*** MATERIAL SHOWN ***

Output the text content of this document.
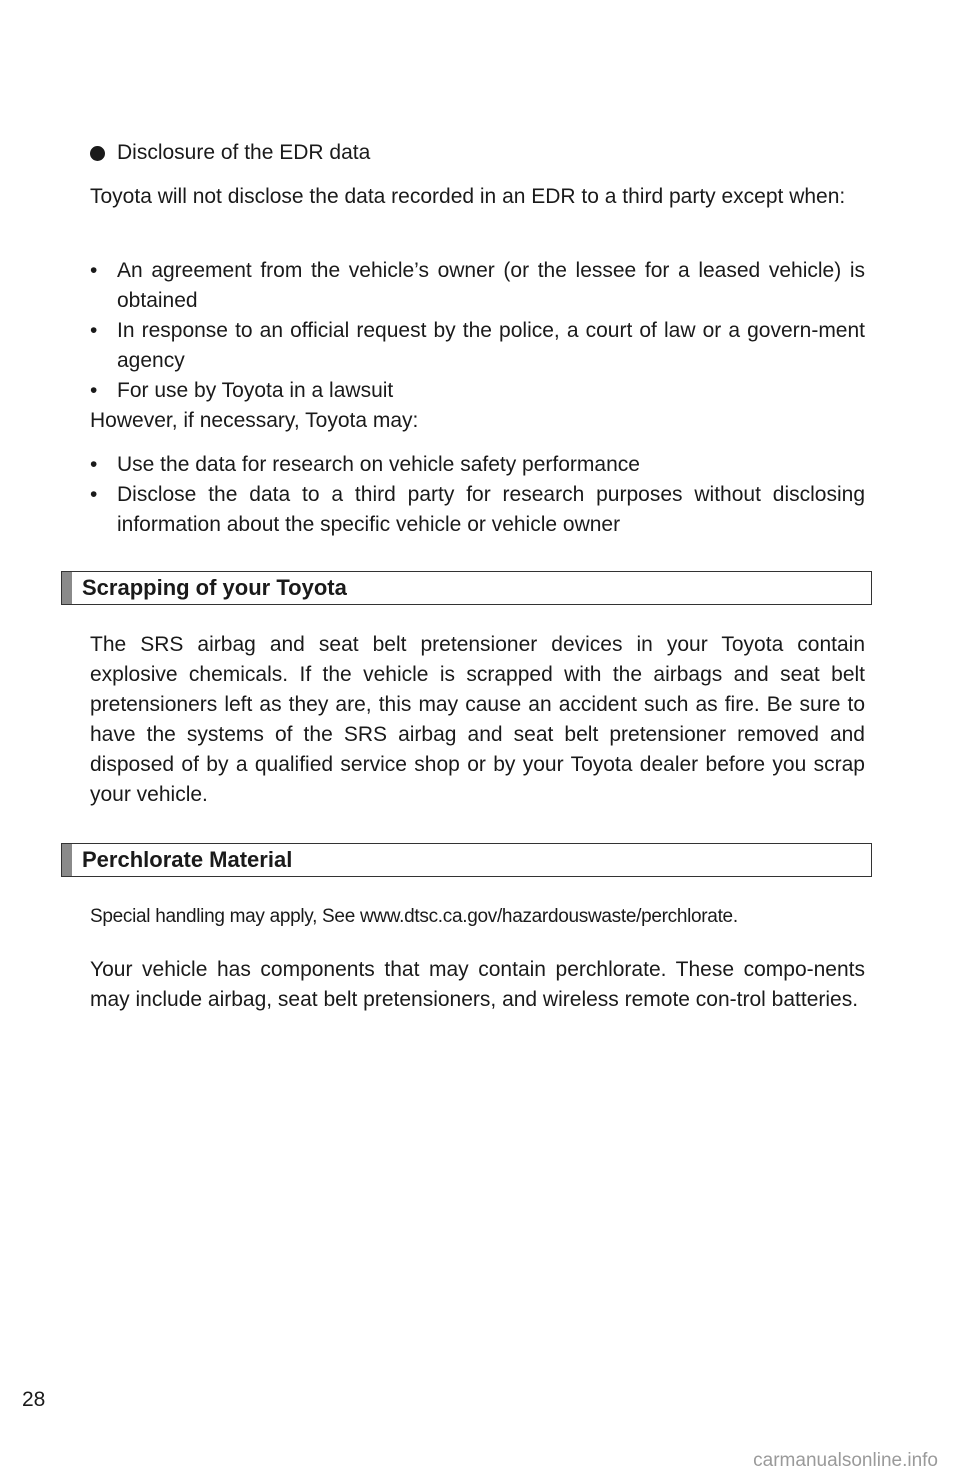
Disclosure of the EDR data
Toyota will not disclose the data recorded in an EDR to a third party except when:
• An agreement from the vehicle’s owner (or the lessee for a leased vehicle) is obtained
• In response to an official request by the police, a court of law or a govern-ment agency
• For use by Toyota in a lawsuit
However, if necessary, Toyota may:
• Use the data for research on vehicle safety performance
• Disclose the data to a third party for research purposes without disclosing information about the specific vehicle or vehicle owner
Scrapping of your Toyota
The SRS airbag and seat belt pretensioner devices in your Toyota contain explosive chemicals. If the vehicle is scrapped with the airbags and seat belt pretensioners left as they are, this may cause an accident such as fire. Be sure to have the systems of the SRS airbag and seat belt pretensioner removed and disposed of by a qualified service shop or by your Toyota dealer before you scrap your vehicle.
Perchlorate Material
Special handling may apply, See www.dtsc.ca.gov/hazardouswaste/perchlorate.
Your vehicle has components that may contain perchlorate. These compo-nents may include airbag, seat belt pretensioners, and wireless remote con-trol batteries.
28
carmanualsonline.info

***

* **EXERCISE AIM**
Except for the pictures, reproduce every line exactly.

* **FULL RESPONSE**
Output the text content of this document.
Disclosure of the EDR data
Toyota will not disclose the data recorded in an EDR to a third party except when:
• An agreement from the vehicle’s owner (or the lessee for a leased vehicle) is obtained
• In response to an official request by the police, a court of law or a govern-ment agency
• For use by Toyota in a lawsuit
However, if necessary, Toyota may:
• Use the data for research on vehicle safety performance
• Disclose the data to a third party for research purposes without disclosing information about the specific vehicle or vehicle owner
Scrapping of your Toyota
The SRS airbag and seat belt pretensioner devices in your Toyota contain explosive chemicals. If the vehicle is scrapped with the airbags and seat belt pretensioners left as they are, this may cause an accident such as fire. Be sure to have the systems of the SRS airbag and seat belt pretensioner removed and disposed of by a qualified service shop or by your Toyota dealer before you scrap your vehicle.
Perchlorate Material
Special handling may apply, See www.dtsc.ca.gov/hazardouswaste/perchlorate.
Your vehicle has components that may contain perchlorate. These compo-nents may include airbag, seat belt pretensioners, and wireless remote con-trol batteries.
28
carmanualsonline.info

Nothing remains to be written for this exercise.